• _Stored items_:
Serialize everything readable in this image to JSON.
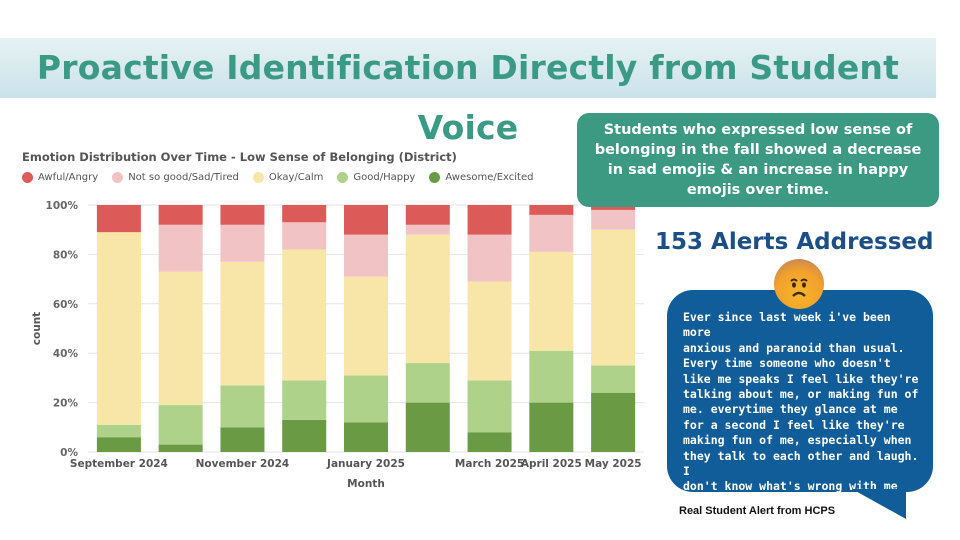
{
  "slide": {
    "title": "Proactive Identification Directly from Student Voice"
  },
  "callout": {
    "text": "Students who expressed low sense of belonging in the fall showed a decrease in sad emojis & an increase in happy emojis over time."
  },
  "alerts": {
    "heading": "153 Alerts Addressed"
  },
  "student_alert": {
    "lines": [
      "Ever since last week i've been more",
      "anxious and paranoid than usual.",
      "Every time someone who doesn't",
      "like me speaks I feel like they're",
      "talking about me, or making fun of",
      "me. everytime they glance at me",
      "for a second I feel like they're",
      "making fun of me, especially when",
      "they talk to each other and laugh. I",
      "don't know what's wrong with me"
    ],
    "caption": "Real Student Alert from HCPS",
    "emoji_icon": "anxious-face-icon"
  },
  "chart_data": {
    "type": "bar",
    "stacked": "percent",
    "title": "Emotion Distribution Over Time - Low Sense of Belonging (District)",
    "xlabel": "Month",
    "ylabel": "count",
    "ylim": [
      0,
      100
    ],
    "yticks": [
      "0%",
      "20%",
      "40%",
      "60%",
      "80%",
      "100%"
    ],
    "xtick_labels": [
      "September 2024",
      "",
      "November 2024",
      "",
      "January 2025",
      "",
      "March 2025",
      "April 2025",
      "May 2025"
    ],
    "legend_position": "top-left",
    "series": [
      {
        "name": "Awesome/Excited",
        "color": "#6a9a44",
        "values": [
          6,
          3,
          10,
          13,
          12,
          20,
          8,
          20,
          24
        ]
      },
      {
        "name": "Good/Happy",
        "color": "#afd28a",
        "values": [
          5,
          16,
          17,
          16,
          19,
          16,
          21,
          21,
          11
        ]
      },
      {
        "name": "Okay/Calm",
        "color": "#f8e6a8",
        "values": [
          78,
          54,
          50,
          53,
          40,
          52,
          40,
          40,
          55
        ]
      },
      {
        "name": "Not so good/Sad/Tired",
        "color": "#f2c3c5",
        "values": [
          0,
          19,
          15,
          11,
          17,
          4,
          19,
          15,
          8
        ]
      },
      {
        "name": "Awful/Angry",
        "color": "#dc5a58",
        "values": [
          11,
          8,
          8,
          7,
          12,
          8,
          12,
          4,
          2
        ]
      }
    ],
    "legend_order": [
      "Awful/Angry",
      "Not so good/Sad/Tired",
      "Okay/Calm",
      "Good/Happy",
      "Awesome/Excited"
    ]
  }
}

• _STATED TASK_: For each line in the data above that contains the string "title", extract the line.

• _EXERCISE ANSWER_:
    "title": "Proactive Identification Directly from Student Voice"
    "title": "Emotion Distribution Over Time - Low Sense of Belonging (District)",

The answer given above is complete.